Task statement –
Update the material starting with its first line and going on through the line with "row-name: Clayton bbox=[139, 85, 193, 102]", putting "table-line" wherever "table-row" appears and keeping everything else the same.

(Records of where elements are located)
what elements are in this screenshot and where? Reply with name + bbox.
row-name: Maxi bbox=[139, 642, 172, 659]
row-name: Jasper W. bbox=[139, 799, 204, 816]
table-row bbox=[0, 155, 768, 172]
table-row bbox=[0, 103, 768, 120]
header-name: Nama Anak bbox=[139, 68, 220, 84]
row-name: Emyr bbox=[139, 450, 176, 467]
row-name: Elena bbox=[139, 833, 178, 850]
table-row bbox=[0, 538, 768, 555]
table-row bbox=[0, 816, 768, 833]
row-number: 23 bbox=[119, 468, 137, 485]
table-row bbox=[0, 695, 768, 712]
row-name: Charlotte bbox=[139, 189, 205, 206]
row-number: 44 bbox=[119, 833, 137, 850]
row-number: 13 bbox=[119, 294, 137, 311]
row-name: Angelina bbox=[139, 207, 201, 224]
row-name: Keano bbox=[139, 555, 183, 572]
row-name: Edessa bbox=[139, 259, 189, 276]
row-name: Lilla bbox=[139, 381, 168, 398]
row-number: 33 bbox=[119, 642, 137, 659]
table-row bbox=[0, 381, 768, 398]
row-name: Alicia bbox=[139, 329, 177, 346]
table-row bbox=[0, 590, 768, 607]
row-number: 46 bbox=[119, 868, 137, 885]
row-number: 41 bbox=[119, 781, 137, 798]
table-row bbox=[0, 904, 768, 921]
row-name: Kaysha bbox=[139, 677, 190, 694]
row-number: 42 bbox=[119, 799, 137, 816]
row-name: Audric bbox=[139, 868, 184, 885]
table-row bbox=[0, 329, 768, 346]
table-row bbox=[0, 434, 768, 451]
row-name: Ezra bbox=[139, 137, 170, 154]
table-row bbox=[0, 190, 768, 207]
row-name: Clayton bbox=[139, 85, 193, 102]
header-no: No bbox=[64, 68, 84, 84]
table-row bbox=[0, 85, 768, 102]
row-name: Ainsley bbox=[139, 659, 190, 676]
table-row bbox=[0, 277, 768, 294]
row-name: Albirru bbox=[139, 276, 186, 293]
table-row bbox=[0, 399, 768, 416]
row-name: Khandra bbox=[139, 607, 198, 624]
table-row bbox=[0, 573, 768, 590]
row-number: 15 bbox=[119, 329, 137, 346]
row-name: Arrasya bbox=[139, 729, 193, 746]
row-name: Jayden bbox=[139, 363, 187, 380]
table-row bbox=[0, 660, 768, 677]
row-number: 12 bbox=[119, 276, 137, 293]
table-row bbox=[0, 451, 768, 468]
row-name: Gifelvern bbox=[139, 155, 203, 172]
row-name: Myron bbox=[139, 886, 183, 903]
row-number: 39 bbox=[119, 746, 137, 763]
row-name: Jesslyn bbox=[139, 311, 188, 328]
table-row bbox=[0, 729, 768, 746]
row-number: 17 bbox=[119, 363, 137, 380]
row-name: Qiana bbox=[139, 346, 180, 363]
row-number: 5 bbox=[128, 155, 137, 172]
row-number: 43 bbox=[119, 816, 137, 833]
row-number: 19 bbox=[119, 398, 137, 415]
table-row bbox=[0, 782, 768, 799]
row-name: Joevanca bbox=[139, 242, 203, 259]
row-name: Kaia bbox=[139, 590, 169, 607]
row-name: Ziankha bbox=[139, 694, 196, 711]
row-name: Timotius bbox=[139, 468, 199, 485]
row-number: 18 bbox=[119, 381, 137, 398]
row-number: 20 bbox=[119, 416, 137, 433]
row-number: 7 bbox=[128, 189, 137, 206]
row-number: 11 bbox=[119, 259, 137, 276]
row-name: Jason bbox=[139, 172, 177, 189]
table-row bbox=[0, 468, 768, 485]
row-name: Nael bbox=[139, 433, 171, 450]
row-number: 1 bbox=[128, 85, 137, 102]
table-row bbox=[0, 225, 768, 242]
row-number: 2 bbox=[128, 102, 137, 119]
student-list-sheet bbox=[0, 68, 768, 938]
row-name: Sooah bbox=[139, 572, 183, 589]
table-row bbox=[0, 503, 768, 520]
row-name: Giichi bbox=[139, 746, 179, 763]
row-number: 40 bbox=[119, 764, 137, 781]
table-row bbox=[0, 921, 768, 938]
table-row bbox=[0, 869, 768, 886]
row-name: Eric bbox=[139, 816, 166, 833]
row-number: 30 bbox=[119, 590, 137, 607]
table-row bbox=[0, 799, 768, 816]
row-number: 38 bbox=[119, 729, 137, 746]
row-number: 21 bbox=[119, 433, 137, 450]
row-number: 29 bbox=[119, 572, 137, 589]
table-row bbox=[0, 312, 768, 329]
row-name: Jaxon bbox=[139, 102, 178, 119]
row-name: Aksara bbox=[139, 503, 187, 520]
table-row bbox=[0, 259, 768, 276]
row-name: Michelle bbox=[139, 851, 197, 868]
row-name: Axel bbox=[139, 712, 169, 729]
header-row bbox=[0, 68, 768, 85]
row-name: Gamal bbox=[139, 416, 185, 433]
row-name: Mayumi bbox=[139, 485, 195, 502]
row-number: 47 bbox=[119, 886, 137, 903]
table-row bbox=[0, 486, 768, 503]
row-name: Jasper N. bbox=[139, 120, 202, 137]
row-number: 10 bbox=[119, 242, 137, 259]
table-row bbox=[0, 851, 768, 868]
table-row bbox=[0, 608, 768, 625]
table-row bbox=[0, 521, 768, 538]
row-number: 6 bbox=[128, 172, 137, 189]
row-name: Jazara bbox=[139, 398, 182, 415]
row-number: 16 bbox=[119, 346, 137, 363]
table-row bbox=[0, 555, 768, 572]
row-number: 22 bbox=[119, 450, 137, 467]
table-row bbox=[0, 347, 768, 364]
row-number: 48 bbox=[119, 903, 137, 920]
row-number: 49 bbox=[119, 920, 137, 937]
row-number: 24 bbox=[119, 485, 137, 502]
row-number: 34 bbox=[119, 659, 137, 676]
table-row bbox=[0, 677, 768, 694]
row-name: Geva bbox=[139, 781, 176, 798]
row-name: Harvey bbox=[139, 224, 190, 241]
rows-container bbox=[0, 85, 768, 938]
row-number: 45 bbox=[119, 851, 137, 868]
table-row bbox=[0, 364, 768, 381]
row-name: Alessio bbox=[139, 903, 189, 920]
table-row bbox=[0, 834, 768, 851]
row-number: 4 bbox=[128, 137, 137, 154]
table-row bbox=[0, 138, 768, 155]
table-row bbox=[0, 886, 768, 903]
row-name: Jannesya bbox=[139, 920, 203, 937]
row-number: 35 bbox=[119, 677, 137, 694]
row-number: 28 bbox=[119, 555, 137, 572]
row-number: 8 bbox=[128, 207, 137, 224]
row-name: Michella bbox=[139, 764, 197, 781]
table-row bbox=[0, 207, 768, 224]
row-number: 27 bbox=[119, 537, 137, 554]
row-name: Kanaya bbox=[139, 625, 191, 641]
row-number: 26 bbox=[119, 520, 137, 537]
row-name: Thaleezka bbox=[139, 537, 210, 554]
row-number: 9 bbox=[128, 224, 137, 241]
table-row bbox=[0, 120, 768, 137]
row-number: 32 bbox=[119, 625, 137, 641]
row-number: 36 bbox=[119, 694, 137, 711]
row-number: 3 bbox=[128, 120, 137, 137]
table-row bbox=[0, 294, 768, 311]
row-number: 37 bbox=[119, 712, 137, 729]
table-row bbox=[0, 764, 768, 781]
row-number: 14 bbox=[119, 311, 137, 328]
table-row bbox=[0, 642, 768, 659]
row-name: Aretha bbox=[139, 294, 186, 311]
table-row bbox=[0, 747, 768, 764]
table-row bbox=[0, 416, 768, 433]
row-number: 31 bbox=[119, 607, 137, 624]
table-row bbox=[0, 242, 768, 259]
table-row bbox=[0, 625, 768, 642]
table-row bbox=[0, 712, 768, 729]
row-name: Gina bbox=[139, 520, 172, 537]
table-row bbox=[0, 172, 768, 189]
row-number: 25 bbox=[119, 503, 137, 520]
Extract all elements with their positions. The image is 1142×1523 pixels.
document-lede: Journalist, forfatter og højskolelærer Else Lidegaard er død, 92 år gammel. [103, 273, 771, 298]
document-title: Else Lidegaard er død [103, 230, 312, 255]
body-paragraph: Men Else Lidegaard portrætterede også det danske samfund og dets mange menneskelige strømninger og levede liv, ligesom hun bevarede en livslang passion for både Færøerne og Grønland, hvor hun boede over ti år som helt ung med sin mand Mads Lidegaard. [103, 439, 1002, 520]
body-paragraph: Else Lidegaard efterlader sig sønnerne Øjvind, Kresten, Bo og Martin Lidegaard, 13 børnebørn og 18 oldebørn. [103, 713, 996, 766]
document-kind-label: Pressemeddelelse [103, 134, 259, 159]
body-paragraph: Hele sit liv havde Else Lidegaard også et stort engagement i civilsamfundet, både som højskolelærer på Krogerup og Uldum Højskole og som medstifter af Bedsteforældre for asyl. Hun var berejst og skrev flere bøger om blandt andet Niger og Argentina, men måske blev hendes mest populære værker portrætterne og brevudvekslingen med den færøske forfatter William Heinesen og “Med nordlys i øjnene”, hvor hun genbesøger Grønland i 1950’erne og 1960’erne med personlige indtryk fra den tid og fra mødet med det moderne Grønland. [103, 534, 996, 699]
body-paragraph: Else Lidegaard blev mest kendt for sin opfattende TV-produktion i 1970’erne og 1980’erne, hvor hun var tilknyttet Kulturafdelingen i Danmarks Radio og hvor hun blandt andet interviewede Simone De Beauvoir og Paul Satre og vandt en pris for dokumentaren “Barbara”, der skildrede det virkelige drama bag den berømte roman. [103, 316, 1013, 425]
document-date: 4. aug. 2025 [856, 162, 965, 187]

Result for this task –
what elements are in this screenshot and where? Reply with name + bbox.
row-name: Maxi bbox=[139, 642, 172, 659]
row-name: Jasper W. bbox=[139, 799, 204, 816]
table-line bbox=[0, 155, 768, 172]
table-line bbox=[0, 103, 768, 120]
header-name: Nama Anak bbox=[139, 68, 220, 84]
row-name: Emyr bbox=[139, 450, 176, 467]
row-name: Elena bbox=[139, 833, 178, 850]
table-line bbox=[0, 538, 768, 555]
table-line bbox=[0, 816, 768, 833]
row-number: 23 bbox=[119, 468, 137, 485]
table-line bbox=[0, 695, 768, 712]
row-name: Charlotte bbox=[139, 189, 205, 206]
row-number: 44 bbox=[119, 833, 137, 850]
row-number: 13 bbox=[119, 294, 137, 311]
row-name: Angelina bbox=[139, 207, 201, 224]
row-name: Keano bbox=[139, 555, 183, 572]
row-name: Edessa bbox=[139, 259, 189, 276]
row-name: Lilla bbox=[139, 381, 168, 398]
row-number: 33 bbox=[119, 642, 137, 659]
table-line bbox=[0, 381, 768, 398]
row-name: Alicia bbox=[139, 329, 177, 346]
table-line bbox=[0, 590, 768, 607]
row-number: 46 bbox=[119, 868, 137, 885]
row-number: 41 bbox=[119, 781, 137, 798]
table-line bbox=[0, 904, 768, 921]
row-name: Kaysha bbox=[139, 677, 190, 694]
row-number: 42 bbox=[119, 799, 137, 816]
row-name: Audric bbox=[139, 868, 184, 885]
table-line bbox=[0, 329, 768, 346]
table-line bbox=[0, 434, 768, 451]
row-name: Ezra bbox=[139, 137, 170, 154]
table-line bbox=[0, 190, 768, 207]
row-name: Clayton bbox=[139, 85, 193, 102]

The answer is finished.